** START OF Dataset entries **

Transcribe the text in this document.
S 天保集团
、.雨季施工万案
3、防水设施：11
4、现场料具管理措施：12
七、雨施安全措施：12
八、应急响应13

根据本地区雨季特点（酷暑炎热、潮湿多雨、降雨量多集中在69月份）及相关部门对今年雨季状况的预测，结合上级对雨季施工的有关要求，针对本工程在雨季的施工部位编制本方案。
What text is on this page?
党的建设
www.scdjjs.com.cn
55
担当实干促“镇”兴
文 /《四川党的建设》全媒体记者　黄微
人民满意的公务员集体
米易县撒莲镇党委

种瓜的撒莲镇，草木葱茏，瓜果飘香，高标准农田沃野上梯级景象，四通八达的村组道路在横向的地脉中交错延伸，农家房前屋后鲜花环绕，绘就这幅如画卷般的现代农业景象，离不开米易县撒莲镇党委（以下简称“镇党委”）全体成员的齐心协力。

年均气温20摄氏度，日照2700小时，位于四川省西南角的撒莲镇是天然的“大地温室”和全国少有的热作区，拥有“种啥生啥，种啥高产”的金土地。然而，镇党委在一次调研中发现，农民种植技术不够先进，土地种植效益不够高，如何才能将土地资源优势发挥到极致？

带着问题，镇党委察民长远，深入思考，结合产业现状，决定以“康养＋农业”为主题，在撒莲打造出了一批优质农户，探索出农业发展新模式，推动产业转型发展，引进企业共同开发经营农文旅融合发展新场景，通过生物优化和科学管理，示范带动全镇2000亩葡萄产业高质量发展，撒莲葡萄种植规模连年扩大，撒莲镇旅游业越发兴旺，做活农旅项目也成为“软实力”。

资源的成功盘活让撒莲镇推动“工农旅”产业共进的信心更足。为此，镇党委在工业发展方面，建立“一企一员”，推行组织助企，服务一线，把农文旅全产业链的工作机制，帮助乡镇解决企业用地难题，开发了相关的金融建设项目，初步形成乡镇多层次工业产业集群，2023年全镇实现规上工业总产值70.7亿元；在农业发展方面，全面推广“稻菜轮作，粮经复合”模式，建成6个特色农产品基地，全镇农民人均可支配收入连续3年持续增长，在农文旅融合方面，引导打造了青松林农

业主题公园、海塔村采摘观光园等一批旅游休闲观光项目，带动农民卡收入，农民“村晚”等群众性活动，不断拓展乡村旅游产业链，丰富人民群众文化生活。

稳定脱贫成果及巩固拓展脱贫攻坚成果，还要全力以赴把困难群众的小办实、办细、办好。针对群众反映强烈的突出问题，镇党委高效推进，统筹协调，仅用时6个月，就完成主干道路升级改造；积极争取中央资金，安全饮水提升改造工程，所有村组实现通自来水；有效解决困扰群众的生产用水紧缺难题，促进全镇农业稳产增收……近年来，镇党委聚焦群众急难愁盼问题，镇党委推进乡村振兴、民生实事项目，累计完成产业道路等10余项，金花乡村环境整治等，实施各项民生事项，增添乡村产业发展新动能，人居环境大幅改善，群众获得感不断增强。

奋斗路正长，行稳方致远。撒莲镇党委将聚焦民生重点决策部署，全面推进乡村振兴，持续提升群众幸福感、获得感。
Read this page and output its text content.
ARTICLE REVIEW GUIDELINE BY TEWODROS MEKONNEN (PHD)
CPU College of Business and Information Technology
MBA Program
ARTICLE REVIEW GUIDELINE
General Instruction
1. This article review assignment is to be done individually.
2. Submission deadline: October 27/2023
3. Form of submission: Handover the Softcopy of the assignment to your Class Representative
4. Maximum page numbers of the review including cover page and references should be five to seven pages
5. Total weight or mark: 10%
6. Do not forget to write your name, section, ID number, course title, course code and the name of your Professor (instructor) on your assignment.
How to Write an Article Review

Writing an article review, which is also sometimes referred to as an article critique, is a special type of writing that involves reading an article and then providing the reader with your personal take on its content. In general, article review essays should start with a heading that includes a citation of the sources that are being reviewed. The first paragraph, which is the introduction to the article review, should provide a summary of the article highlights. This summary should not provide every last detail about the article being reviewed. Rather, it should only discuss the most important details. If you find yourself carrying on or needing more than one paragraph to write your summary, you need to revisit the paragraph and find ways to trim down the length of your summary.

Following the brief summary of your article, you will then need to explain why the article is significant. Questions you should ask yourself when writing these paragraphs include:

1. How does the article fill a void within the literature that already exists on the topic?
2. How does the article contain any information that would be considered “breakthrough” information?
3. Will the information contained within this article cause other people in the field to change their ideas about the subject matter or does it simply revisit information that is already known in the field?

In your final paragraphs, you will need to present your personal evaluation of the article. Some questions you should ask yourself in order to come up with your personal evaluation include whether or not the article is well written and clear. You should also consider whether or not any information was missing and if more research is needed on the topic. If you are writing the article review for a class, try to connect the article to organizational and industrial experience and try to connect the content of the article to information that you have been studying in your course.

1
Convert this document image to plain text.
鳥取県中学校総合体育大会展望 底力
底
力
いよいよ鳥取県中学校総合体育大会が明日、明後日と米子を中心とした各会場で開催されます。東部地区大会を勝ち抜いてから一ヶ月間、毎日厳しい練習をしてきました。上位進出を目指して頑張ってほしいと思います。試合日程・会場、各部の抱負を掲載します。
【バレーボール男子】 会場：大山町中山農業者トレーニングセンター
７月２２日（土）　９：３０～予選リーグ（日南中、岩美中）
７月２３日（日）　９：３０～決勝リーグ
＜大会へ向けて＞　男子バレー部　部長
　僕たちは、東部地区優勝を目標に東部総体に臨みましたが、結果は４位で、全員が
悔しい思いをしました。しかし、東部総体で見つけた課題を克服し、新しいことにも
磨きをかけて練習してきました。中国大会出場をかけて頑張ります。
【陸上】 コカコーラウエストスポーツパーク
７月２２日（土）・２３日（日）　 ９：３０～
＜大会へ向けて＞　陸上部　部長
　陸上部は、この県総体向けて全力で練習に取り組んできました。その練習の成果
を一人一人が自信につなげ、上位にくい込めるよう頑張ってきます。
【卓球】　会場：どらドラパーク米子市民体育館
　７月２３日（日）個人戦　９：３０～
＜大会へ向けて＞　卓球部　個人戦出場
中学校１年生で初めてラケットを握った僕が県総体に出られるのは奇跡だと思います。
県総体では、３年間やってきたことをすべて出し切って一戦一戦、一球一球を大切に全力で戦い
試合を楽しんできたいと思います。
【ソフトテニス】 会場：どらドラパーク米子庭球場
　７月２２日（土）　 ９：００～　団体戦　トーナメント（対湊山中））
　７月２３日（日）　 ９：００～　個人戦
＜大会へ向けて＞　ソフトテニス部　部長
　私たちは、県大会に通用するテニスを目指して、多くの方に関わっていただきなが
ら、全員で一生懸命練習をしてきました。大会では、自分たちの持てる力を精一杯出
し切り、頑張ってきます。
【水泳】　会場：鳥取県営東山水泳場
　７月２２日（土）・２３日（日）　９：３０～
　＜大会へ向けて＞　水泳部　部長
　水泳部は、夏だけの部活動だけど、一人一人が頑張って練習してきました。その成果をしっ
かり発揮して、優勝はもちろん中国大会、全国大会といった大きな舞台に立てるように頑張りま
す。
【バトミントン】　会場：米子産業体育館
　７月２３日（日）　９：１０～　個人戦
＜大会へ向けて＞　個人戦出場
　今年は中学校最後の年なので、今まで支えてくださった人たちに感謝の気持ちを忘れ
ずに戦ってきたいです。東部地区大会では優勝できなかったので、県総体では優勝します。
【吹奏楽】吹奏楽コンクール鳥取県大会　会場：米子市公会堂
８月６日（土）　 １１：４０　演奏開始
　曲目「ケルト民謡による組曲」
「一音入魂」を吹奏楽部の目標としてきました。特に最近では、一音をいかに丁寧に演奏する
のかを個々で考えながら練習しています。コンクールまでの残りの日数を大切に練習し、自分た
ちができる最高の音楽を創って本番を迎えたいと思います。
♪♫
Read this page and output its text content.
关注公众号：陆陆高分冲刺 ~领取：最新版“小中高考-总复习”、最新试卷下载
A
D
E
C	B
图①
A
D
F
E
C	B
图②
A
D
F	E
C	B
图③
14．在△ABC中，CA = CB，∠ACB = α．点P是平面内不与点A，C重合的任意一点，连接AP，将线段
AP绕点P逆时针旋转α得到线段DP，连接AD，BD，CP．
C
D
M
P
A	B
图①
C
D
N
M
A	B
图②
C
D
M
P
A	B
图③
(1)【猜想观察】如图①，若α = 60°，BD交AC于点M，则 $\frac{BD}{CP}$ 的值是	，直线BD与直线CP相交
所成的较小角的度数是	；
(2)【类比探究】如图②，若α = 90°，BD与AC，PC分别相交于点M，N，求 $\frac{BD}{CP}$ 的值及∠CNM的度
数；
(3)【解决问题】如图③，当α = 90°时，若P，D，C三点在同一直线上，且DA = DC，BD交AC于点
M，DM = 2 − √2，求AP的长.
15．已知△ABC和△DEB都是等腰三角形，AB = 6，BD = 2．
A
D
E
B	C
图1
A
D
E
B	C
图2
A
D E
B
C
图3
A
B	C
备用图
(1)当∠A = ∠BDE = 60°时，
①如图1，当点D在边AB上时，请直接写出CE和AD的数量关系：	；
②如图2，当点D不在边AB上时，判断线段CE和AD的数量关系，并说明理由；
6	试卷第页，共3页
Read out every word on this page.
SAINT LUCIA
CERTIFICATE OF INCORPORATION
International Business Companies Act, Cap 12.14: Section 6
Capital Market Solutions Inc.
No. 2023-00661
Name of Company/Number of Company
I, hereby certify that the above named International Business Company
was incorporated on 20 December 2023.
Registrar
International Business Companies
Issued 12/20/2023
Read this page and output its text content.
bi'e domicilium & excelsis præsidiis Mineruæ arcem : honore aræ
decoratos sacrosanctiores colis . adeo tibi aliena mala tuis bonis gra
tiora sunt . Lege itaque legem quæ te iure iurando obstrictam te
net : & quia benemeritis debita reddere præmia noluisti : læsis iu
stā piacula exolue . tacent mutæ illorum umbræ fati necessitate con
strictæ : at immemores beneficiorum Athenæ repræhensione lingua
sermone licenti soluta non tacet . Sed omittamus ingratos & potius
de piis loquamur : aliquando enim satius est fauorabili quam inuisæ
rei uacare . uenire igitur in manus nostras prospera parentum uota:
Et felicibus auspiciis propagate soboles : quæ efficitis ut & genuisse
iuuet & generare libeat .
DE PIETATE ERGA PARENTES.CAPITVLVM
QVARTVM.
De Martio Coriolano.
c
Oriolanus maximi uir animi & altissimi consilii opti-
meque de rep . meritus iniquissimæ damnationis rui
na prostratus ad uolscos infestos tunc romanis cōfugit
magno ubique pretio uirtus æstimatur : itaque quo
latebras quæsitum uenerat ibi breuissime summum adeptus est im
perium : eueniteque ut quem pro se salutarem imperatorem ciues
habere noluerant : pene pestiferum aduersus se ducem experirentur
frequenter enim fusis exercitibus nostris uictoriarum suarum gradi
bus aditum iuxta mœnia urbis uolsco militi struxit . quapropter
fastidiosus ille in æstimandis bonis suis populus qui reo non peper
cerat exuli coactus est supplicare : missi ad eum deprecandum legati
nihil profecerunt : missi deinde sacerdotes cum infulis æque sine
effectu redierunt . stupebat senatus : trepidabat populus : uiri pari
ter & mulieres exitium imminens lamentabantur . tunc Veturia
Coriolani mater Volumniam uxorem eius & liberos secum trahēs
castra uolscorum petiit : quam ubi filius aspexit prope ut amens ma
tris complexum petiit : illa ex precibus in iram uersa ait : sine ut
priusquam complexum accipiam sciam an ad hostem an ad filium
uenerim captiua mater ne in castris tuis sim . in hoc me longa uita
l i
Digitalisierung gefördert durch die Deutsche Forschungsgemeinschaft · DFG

** END OF Dataset entries **

Your goal:
Collect every line from the records above that contains the word "大会へ向けて".

Problem solution:
＜大会へ向けて＞　男子バレー部　部長
＜大会へ向けて＞　陸上部　部長
＜大会へ向けて＞　卓球部　個人戦出場
＜大会へ向けて＞　ソフトテニス部　部長
　＜大会へ向けて＞　水泳部　部長
＜大会へ向けて＞　個人戦出場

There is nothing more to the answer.